WHAT TO WORK ON
In this exercise, reproduce all the entries that follow exactly.
[start of LISTING]
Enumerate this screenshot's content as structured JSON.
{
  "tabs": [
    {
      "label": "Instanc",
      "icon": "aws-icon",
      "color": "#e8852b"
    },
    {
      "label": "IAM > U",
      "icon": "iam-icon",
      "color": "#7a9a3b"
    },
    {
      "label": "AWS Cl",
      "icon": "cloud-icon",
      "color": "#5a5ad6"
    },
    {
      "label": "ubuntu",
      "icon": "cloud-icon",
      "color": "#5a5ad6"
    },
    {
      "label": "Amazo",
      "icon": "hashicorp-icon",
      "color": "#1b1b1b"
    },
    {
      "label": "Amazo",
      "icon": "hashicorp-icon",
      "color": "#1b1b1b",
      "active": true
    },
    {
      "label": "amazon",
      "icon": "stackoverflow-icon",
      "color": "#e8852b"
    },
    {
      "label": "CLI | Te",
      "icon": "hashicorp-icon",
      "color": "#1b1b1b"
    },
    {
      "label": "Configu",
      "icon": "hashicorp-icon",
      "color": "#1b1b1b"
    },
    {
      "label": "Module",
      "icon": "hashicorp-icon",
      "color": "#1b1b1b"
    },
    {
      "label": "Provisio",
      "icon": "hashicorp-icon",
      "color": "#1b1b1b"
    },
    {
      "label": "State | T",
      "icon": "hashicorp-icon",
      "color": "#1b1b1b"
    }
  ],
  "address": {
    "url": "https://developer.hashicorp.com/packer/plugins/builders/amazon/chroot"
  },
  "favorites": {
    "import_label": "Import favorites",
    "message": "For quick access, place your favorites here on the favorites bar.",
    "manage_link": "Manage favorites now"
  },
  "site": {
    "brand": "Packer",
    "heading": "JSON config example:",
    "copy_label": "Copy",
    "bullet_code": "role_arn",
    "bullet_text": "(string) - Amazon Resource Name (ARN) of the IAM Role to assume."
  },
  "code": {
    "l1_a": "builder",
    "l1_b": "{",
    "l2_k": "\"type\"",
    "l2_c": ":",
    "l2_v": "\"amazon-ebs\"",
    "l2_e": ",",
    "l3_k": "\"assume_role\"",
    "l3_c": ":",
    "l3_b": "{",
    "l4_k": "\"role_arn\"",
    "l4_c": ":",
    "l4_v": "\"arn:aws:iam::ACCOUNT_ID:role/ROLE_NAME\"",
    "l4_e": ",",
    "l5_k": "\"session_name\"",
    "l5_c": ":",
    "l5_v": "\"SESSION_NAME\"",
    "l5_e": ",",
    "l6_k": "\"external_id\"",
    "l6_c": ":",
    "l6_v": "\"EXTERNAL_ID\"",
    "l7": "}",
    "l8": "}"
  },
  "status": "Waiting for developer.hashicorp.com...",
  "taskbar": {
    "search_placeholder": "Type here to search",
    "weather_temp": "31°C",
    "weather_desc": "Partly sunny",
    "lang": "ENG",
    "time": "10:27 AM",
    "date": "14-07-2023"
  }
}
[end of LISTING]
PROBLEM SOLUTION
Enumerate this screenshot's content as structured JSON.
{
  "tabs": [
    {
      "label": "Instanc",
      "icon": "aws-icon",
      "color": "#e8852b"
    },
    {
      "label": "IAM > U",
      "icon": "iam-icon",
      "color": "#7a9a3b"
    },
    {
      "label": "AWS Cl",
      "icon": "cloud-icon",
      "color": "#5a5ad6"
    },
    {
      "label": "ubuntu",
      "icon": "cloud-icon",
      "color": "#5a5ad6"
    },
    {
      "label": "Amazo",
      "icon": "hashicorp-icon",
      "color": "#1b1b1b"
    },
    {
      "label": "Amazo",
      "icon": "hashicorp-icon",
      "color": "#1b1b1b",
      "active": true
    },
    {
      "label": "amazon",
      "icon": "stackoverflow-icon",
      "color": "#e8852b"
    },
    {
      "label": "CLI | Te",
      "icon": "hashicorp-icon",
      "color": "#1b1b1b"
    },
    {
      "label": "Configu",
      "icon": "hashicorp-icon",
      "color": "#1b1b1b"
    },
    {
      "label": "Module",
      "icon": "hashicorp-icon",
      "color": "#1b1b1b"
    },
    {
      "label": "Provisio",
      "icon": "hashicorp-icon",
      "color": "#1b1b1b"
    },
    {
      "label": "State | T",
      "icon": "hashicorp-icon",
      "color": "#1b1b1b"
    }
  ],
  "address": {
    "url": "https://developer.hashicorp.com/packer/plugins/builders/amazon/chroot"
  },
  "favorites": {
    "import_label": "Import favorites",
    "message": "For quick access, place your favorites here on the favorites bar.",
    "manage_link": "Manage favorites now"
  },
  "site": {
    "brand": "Packer",
    "heading": "JSON config example:",
    "copy_label": "Copy",
    "bullet_code": "role_arn",
    "bullet_text": "(string) - Amazon Resource Name (ARN) of the IAM Role to assume."
  },
  "code": {
    "l1_a": "builder",
    "l1_b": "{",
    "l2_k": "\"type\"",
    "l2_c": ":",
    "l2_v": "\"amazon-ebs\"",
    "l2_e": ",",
    "l3_k": "\"assume_role\"",
    "l3_c": ":",
    "l3_b": "{",
    "l4_k": "\"role_arn\"",
    "l4_c": ":",
    "l4_v": "\"arn:aws:iam::ACCOUNT_ID:role/ROLE_NAME\"",
    "l4_e": ",",
    "l5_k": "\"session_name\"",
    "l5_c": ":",
    "l5_v": "\"SESSION_NAME\"",
    "l5_e": ",",
    "l6_k": "\"external_id\"",
    "l6_c": ":",
    "l6_v": "\"EXTERNAL_ID\"",
    "l7": "}",
    "l8": "}"
  },
  "status": "Waiting for developer.hashicorp.com...",
  "taskbar": {
    "search_placeholder": "Type here to search",
    "weather_temp": "31°C",
    "weather_desc": "Partly sunny",
    "lang": "ENG",
    "time": "10:27 AM",
    "date": "14-07-2023"
  }
}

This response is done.